*TASK REQUIREMENTS*.
Return all entries precisely as they stand, without the images.

::: DATA EXTRACT

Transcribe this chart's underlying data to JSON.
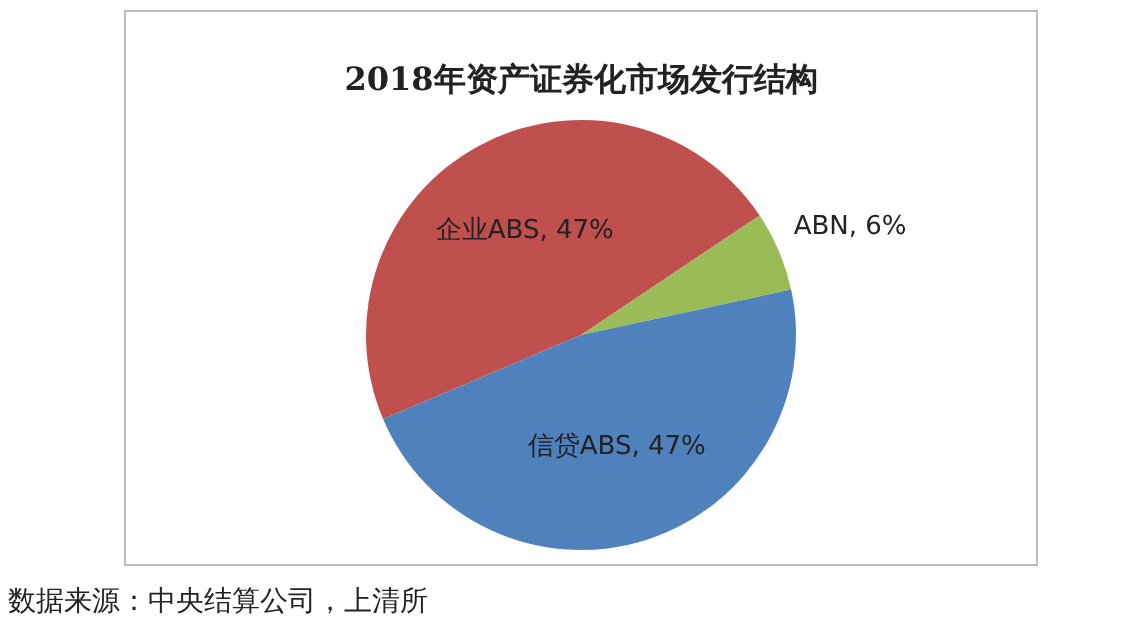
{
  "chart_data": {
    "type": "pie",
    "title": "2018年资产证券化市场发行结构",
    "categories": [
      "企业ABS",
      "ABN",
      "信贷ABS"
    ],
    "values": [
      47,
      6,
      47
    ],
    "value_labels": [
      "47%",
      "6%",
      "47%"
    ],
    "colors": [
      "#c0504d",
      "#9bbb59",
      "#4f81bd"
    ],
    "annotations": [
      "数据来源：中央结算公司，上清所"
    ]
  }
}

::::::

*RESULT*.
Transcribe this chart's underlying data to JSON.
{
  "chart_data": {
    "type": "pie",
    "title": "2018年资产证券化市场发行结构",
    "categories": [
      "企业ABS",
      "ABN",
      "信贷ABS"
    ],
    "values": [
      47,
      6,
      47
    ],
    "value_labels": [
      "47%",
      "6%",
      "47%"
    ],
    "colors": [
      "#c0504d",
      "#9bbb59",
      "#4f81bd"
    ],
    "annotations": [
      "数据来源：中央结算公司，上清所"
    ]
  }
}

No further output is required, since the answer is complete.